Begin

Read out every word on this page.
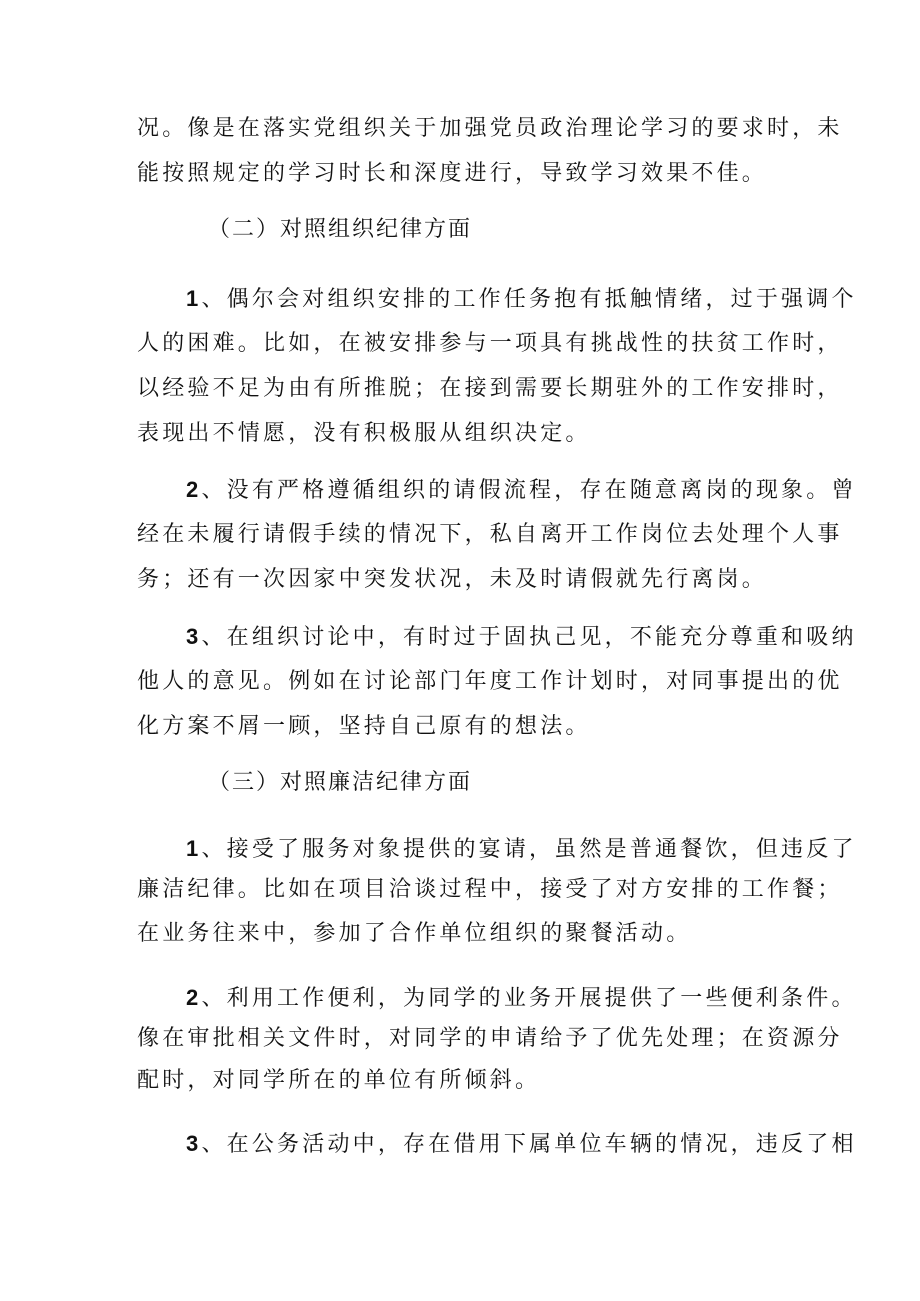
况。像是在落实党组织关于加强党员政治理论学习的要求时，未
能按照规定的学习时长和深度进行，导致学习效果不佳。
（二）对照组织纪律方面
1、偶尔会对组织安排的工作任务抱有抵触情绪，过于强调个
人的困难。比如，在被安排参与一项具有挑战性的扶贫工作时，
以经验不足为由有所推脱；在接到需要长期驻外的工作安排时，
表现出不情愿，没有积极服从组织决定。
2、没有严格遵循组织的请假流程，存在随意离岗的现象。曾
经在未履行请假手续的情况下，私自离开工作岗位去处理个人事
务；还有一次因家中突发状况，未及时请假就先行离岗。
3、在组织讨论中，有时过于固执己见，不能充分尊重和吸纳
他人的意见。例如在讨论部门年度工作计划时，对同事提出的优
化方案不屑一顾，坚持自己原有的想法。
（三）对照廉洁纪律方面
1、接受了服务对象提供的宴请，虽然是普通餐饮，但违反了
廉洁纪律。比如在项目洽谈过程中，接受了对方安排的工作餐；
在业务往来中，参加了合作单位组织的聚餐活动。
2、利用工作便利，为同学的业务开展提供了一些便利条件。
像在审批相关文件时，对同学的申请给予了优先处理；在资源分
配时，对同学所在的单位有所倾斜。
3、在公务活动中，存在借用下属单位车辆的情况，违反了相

End
Begin

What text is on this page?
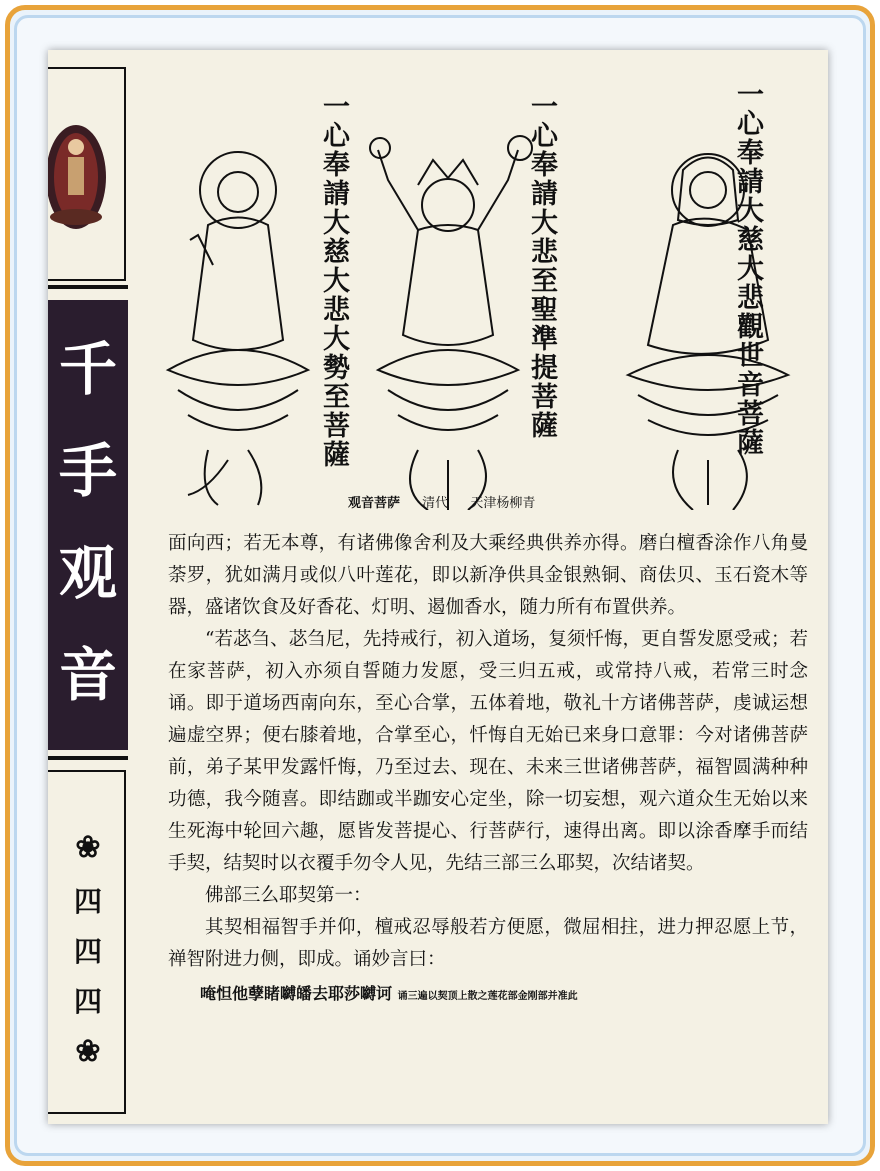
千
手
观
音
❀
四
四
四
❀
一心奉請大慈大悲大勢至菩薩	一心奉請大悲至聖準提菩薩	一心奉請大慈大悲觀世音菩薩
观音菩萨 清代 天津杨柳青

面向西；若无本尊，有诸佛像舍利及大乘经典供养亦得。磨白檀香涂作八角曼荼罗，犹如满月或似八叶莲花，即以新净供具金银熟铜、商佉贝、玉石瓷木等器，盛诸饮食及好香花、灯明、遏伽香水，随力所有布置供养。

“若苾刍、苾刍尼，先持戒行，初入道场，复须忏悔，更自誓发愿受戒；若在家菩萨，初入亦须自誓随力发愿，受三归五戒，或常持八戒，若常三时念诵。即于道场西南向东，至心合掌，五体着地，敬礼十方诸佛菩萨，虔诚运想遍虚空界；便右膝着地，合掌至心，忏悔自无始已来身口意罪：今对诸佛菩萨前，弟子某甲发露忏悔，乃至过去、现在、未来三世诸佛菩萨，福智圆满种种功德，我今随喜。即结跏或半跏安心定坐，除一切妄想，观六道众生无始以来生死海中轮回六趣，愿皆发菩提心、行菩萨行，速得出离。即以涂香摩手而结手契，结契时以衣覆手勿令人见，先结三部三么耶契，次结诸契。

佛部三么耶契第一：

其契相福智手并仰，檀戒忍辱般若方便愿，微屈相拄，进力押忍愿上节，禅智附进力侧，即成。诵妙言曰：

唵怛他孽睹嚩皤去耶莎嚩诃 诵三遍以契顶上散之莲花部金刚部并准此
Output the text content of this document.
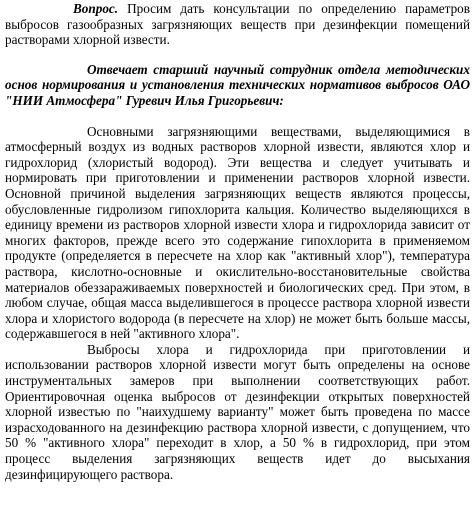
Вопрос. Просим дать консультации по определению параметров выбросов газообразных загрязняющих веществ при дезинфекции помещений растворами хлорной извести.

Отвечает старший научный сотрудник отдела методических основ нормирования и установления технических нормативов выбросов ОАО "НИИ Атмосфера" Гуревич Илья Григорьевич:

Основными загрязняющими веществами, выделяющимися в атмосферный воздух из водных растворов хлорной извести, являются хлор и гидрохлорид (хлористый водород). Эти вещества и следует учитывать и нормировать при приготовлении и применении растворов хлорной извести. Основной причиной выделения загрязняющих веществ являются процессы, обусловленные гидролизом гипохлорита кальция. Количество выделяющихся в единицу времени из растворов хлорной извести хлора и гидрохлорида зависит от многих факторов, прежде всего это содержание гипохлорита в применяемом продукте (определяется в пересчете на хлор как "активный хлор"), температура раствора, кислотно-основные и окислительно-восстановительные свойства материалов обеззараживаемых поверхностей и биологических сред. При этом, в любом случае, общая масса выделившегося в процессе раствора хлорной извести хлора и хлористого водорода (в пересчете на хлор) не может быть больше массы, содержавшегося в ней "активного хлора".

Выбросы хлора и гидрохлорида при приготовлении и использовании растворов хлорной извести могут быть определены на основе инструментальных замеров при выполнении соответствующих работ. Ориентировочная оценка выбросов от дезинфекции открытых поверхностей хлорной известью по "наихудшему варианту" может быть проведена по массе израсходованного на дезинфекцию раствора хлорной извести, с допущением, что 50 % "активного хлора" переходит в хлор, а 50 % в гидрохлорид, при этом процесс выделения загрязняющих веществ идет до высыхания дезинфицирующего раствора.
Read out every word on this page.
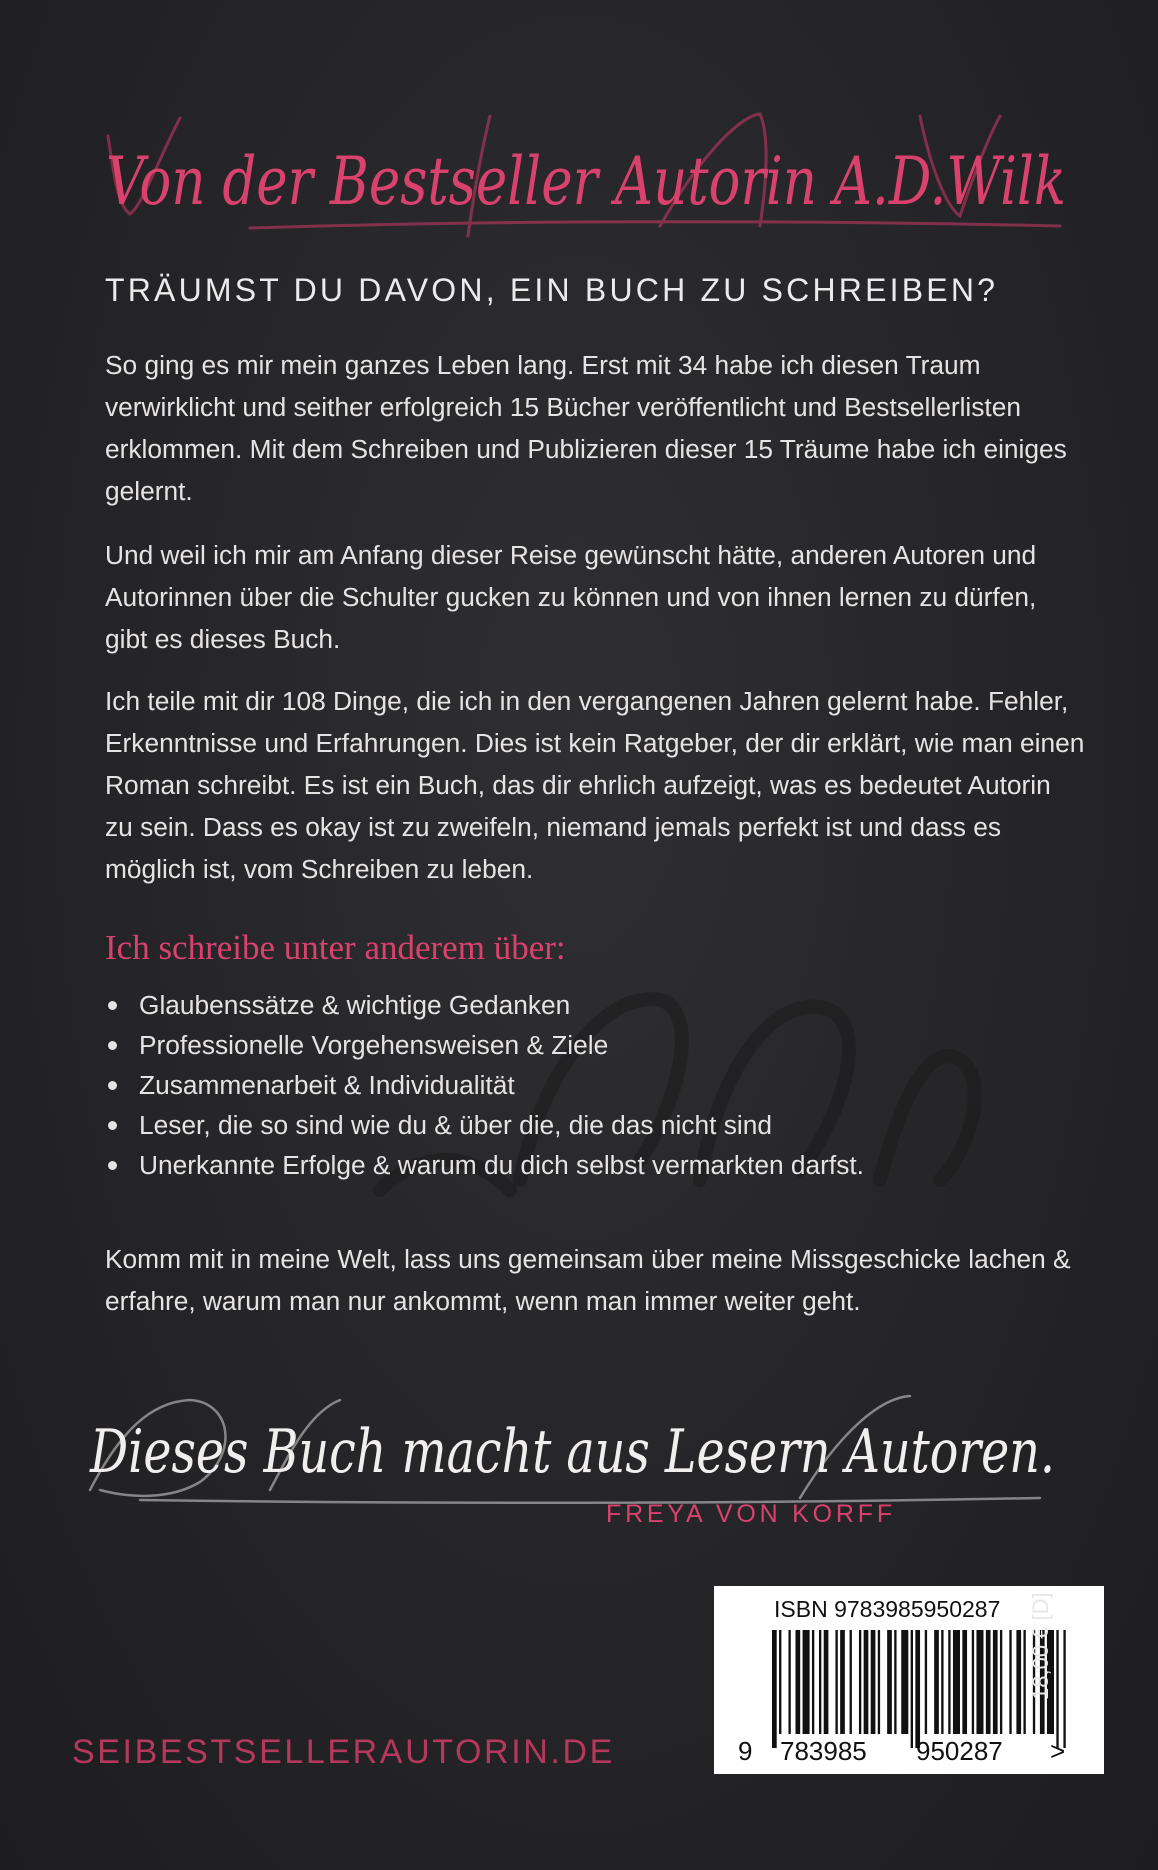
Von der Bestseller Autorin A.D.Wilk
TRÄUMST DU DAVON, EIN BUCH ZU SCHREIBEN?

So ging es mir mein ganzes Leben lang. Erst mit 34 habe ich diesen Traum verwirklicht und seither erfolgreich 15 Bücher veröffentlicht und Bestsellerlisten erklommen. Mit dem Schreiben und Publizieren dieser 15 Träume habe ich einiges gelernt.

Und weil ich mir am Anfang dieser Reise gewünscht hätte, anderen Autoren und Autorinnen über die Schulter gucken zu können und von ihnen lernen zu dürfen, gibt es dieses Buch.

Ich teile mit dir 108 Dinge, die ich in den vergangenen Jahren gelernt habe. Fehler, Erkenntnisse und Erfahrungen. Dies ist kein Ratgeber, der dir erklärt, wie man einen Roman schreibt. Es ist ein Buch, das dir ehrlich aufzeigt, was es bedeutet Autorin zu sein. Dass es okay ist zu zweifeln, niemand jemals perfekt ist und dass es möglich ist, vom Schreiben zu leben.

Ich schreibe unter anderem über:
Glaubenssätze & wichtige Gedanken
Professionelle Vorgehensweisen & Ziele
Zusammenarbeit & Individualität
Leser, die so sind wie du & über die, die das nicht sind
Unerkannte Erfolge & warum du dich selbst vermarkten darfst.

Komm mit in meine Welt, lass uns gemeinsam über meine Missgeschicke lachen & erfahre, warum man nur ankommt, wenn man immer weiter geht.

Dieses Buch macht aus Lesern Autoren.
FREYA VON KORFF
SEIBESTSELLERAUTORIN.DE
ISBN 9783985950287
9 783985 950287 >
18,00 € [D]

End
Begin

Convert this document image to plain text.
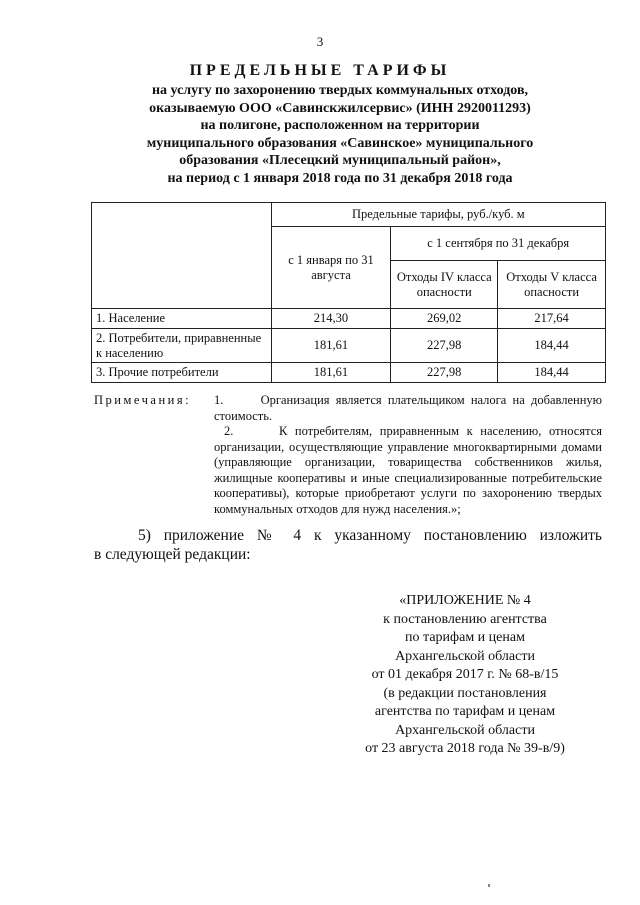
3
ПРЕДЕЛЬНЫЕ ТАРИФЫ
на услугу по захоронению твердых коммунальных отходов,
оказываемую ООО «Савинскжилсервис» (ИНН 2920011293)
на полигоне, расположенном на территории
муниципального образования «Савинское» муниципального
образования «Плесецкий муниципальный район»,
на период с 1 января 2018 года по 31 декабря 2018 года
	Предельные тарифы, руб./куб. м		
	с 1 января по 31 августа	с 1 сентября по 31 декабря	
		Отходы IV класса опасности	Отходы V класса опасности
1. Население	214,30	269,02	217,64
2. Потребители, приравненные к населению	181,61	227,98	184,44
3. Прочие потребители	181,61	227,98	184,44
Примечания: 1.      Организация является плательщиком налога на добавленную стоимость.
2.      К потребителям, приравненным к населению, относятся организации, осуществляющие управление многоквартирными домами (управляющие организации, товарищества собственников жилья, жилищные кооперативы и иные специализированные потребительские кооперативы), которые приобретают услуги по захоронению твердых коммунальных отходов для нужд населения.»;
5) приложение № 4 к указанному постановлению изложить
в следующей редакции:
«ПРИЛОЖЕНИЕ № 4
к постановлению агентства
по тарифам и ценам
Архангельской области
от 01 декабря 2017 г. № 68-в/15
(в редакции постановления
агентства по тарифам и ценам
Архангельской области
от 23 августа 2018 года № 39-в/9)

End

_TASK DIRECTIONS_
Select every line of the records holding the string "агентства".

_RIGHT ANSWER_
к постановлению агентства
агентства по тарифам и ценам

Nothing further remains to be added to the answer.